Entries from a page text dataset
^^^^

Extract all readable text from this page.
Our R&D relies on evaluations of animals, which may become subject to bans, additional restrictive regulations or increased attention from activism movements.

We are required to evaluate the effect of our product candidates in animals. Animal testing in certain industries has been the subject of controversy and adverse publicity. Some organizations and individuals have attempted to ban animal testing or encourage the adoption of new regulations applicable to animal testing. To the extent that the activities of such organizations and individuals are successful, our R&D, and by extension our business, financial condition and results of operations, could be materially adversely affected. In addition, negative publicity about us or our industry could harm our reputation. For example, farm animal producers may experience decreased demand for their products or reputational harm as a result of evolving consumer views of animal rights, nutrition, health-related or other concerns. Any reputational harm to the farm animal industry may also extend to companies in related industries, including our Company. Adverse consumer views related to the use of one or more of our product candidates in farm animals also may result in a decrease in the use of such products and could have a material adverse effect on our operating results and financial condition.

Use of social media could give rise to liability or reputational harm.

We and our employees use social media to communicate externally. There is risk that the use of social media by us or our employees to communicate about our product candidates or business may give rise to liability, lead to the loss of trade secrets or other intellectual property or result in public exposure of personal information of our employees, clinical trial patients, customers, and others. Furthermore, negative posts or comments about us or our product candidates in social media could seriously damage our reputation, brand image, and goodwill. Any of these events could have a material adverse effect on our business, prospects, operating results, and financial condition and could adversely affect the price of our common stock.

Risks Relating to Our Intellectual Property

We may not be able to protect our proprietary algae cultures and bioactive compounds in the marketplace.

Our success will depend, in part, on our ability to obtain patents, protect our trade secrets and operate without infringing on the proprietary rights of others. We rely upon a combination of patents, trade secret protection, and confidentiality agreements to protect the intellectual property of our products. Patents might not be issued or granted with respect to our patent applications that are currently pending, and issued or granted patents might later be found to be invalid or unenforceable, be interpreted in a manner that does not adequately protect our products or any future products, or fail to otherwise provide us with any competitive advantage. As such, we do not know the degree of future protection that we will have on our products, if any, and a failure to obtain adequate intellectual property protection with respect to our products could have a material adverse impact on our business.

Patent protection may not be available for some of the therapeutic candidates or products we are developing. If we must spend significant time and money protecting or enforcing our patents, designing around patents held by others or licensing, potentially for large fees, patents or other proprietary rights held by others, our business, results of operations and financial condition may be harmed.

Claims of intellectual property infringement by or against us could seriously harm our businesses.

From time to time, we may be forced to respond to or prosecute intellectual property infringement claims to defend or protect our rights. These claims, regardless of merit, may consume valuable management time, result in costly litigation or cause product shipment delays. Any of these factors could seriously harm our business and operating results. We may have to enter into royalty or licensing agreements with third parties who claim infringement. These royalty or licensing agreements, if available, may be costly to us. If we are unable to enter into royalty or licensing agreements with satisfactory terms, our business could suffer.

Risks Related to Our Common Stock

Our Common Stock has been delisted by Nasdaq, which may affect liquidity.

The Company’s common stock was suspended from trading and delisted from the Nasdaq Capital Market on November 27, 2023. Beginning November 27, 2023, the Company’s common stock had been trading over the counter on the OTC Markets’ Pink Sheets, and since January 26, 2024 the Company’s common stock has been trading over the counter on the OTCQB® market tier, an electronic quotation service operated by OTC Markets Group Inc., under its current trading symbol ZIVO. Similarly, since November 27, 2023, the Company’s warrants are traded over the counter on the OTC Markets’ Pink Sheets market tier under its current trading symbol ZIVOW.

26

^^^^

=== Work to complete ===
Copy the records above exactly.

=== Task solution ===
Extract all readable text from this page.
Our R&D relies on evaluations of animals, which may become subject to bans, additional restrictive regulations or increased attention from activism movements.

We are required to evaluate the effect of our product candidates in animals. Animal testing in certain industries has been the subject of controversy and adverse publicity. Some organizations and individuals have attempted to ban animal testing or encourage the adoption of new regulations applicable to animal testing. To the extent that the activities of such organizations and individuals are successful, our R&D, and by extension our business, financial condition and results of operations, could be materially adversely affected. In addition, negative publicity about us or our industry could harm our reputation. For example, farm animal producers may experience decreased demand for their products or reputational harm as a result of evolving consumer views of animal rights, nutrition, health-related or other concerns. Any reputational harm to the farm animal industry may also extend to companies in related industries, including our Company. Adverse consumer views related to the use of one or more of our product candidates in farm animals also may result in a decrease in the use of such products and could have a material adverse effect on our operating results and financial condition.

Use of social media could give rise to liability or reputational harm.

We and our employees use social media to communicate externally. There is risk that the use of social media by us or our employees to communicate about our product candidates or business may give rise to liability, lead to the loss of trade secrets or other intellectual property or result in public exposure of personal information of our employees, clinical trial patients, customers, and others. Furthermore, negative posts or comments about us or our product candidates in social media could seriously damage our reputation, brand image, and goodwill. Any of these events could have a material adverse effect on our business, prospects, operating results, and financial condition and could adversely affect the price of our common stock.

Risks Relating to Our Intellectual Property

We may not be able to protect our proprietary algae cultures and bioactive compounds in the marketplace.

Our success will depend, in part, on our ability to obtain patents, protect our trade secrets and operate without infringing on the proprietary rights of others. We rely upon a combination of patents, trade secret protection, and confidentiality agreements to protect the intellectual property of our products. Patents might not be issued or granted with respect to our patent applications that are currently pending, and issued or granted patents might later be found to be invalid or unenforceable, be interpreted in a manner that does not adequately protect our products or any future products, or fail to otherwise provide us with any competitive advantage. As such, we do not know the degree of future protection that we will have on our products, if any, and a failure to obtain adequate intellectual property protection with respect to our products could have a material adverse impact on our business.

Patent protection may not be available for some of the therapeutic candidates or products we are developing. If we must spend significant time and money protecting or enforcing our patents, designing around patents held by others or licensing, potentially for large fees, patents or other proprietary rights held by others, our business, results of operations and financial condition may be harmed.

Claims of intellectual property infringement by or against us could seriously harm our businesses.

From time to time, we may be forced to respond to or prosecute intellectual property infringement claims to defend or protect our rights. These claims, regardless of merit, may consume valuable management time, result in costly litigation or cause product shipment delays. Any of these factors could seriously harm our business and operating results. We may have to enter into royalty or licensing agreements with third parties who claim infringement. These royalty or licensing agreements, if available, may be costly to us. If we are unable to enter into royalty or licensing agreements with satisfactory terms, our business could suffer.

Risks Related to Our Common Stock

Our Common Stock has been delisted by Nasdaq, which may affect liquidity.

The Company’s common stock was suspended from trading and delisted from the Nasdaq Capital Market on November 27, 2023. Beginning November 27, 2023, the Company’s common stock had been trading over the counter on the OTC Markets’ Pink Sheets, and since January 26, 2024 the Company’s common stock has been trading over the counter on the OTCQB® market tier, an electronic quotation service operated by OTC Markets Group Inc., under its current trading symbol ZIVO. Similarly, since November 27, 2023, the Company’s warrants are traded over the counter on the OTC Markets’ Pink Sheets market tier under its current trading symbol ZIVOW.

26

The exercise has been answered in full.